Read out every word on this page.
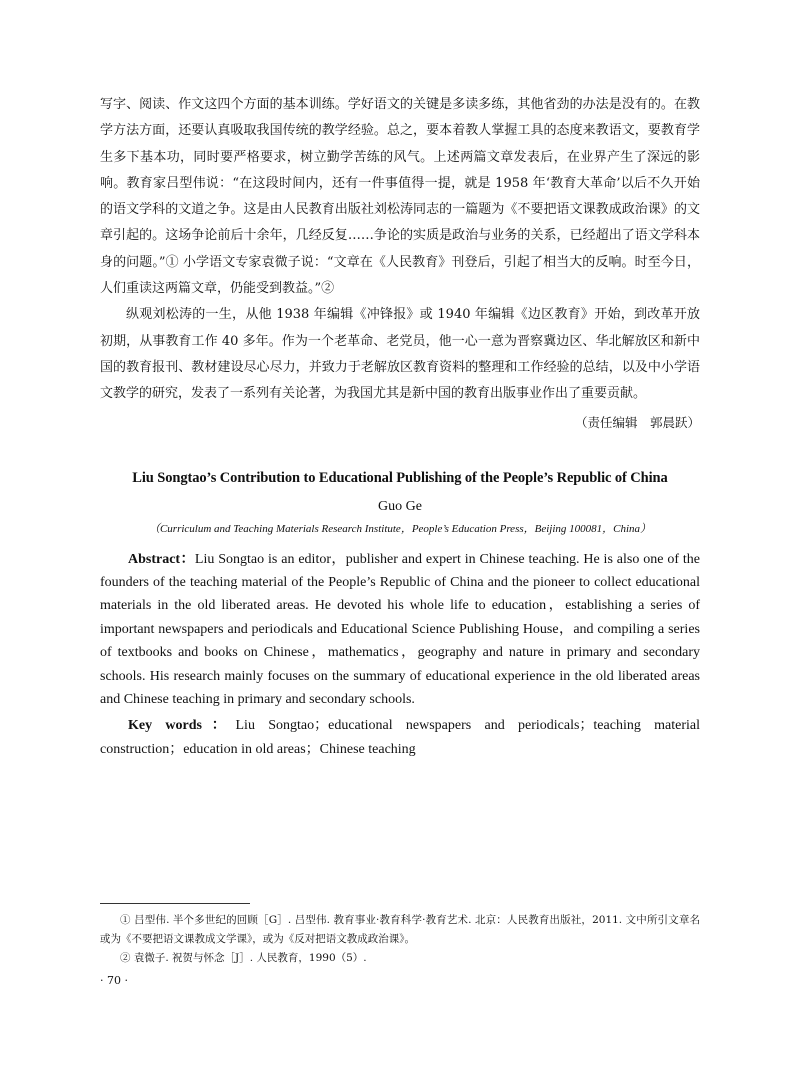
写字、阅读、作文这四个方面的基本训练。学好语文的关键是多读多练，其他省劲的办法是没有的。在教学方法方面，还要认真吸取我国传统的教学经验。总之，要本着教人掌握工具的态度来教语文，要教育学生多下基本功，同时要严格要求，树立勤学苦练的风气。上述两篇文章发表后，在业界产生了深远的影响。教育家吕型伟说：“在这段时间内，还有一件事值得一提，就是 1958 年‘教育大革命’以后不久开始的语文学科的文道之争。这是由人民教育出版社刘松涛同志的一篇题为《不要把语文课教成政治课》的文章引起的。这场争论前后十余年，几经反复……争论的实质是政治与业务的关系，已经超出了语文学科本身的问题。”① 小学语文专家袁微子说：“文章在《人民教育》刊登后，引起了相当大的反响。时至今日，人们重读这两篇文章，仍能受到教益。”②

纵观刘松涛的一生，从他 1938 年编辑《冲锋报》或 1940 年编辑《边区教育》开始，到改革开放初期，从事教育工作 40 多年。作为一个老革命、老党员，他一心一意为晋察冀边区、华北解放区和新中国的教育报刊、教材建设尽心尽力，并致力于老解放区教育资料的整理和工作经验的总结，以及中小学语文教学的研究，发表了一系列有关论著，为我国尤其是新中国的教育出版事业作出了重要贡献。

（责任编辑　郭晨跃）

Liu Songtao’s Contribution to Educational Publishing of the People’s Republic of China

Guo Ge

（Curriculum and Teaching Materials Research Institute，People’s Education Press，Beijing 100081，China）

Abstract：Liu Songtao is an editor，publisher and expert in Chinese teaching. He is also one of the founders of the teaching material of the People’s Republic of China and the pioneer to collect educational materials in the old liberated areas. He devoted his whole life to education，establishing a series of important newspapers and periodicals and Educational Science Publishing House，and compiling a series of textbooks and books on Chinese，mathematics，geography and nature in primary and secondary schools. His research mainly focuses on the summary of educational experience in the old liberated areas and Chinese teaching in primary and secondary schools.

Key words：Liu Songtao；educational newspapers and periodicals；teaching material construction；education in old areas；Chinese teaching

① 吕型伟. 半个多世纪的回顾［G］. 吕型伟. 教育事业·教育科学·教育艺术. 北京：人民教育出版社，2011. 文中所引文章名或为《不要把语文课教成文学课》，或为《反对把语文教成政治课》。

② 袁微子. 祝贺与怀念［J］. 人民教育，1990（5）.

· 70 ·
=-=-=
**What the task asks**
Provide only the number of lines in the records containing the string "Chinese".

**Result of this exercise**
2